___ TEXT BLOCK

Tuesday, November 21, 2006

Factors Contributing to the Down Real Estate Market

Hi,

This is a reprint of an article that I recently published. I would love to get your thoughts and opinions on what is causing the down market and what investors can do to work around these factors.

Factors Contributing to the Down Real Estate Market

Anyone who doesn’t realize that much of the United States is in a down real estate market right now has either been living in a cave or been in a coma. You could join with all the real estate investors, agents, mortgage brokers and other supporting characters who are involved in the real estate transaction in a collective moan of pain. But you would do better to understand what contributed to the current market downturn in order to find ways to make money in this market.
The buying opportunities in this market are huge and self-evident. We are in a buyers’ market. The problem for most investors is that they are afraid of getting stuck in a property, either not being able to sell or ending up upside down because of a drop in price or both.
There are several components that contribute to a down market and knowing what those components are can help you to find a way around them. Some common components of down markets are:
Too many houses on the market
Higher interest rates which limits the number of buyers
House prices over-inflated due to past hot market
Economic turmoil in an area
Media projecting continued down market/bubble burst

Let’s tackle them one by one.

______
___ SUPPLIED MATERIAL

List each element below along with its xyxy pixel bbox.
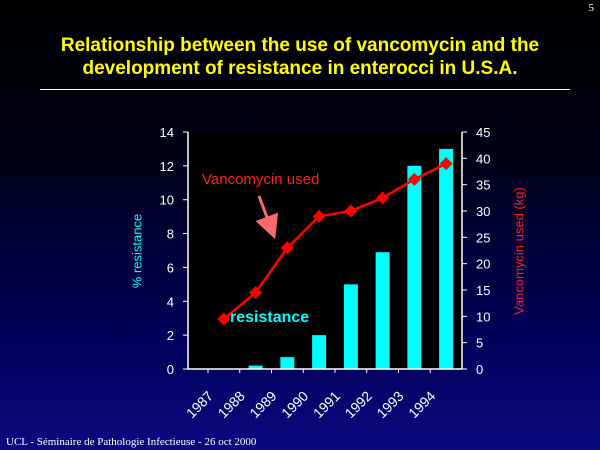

______

## REQUIRED TASKS
A: Reproduce word for word the passage of the real estate market article from "This is a reprint" to "around these factors.".
B: Proceed with the article on the down real estate market, picking up right after its final sentence.

## ANSWERS IN ORDER
A:
This is a reprint of an article that I recently published. I would love to get your thoughts and opinions on what is causing the down market and what investors can do to work around these factors.

B:
Too many houses on the market.
Too many houses on the market can be caused by either having too many people jumping on the bandwagon at the end of a hot market or it could be caused by an actual slowdown in sales. In today’s market in Tampa, FL, for example, houses are selling at about the same rate that they were selling last year at this time. However, because Tampa had such a hot market, people were motivated by the outrageous prices that they saw other people getting for their houses and everyone decided that this was the time to sell. Unfortunately, most “civilians” missed the hot market and got in too late. They put top of the market prices on their homes and have watched the houses sit on the market for three, six, even up to nine months. Unfortunately, over the past nine months, prices have corrected in the Tampa Bay market (and many other areas of the country) and have declined by an average of 10%. Sellers have been slow to lower their prices to meet with this new reality. Buyers are waiting for the other shoe to drop.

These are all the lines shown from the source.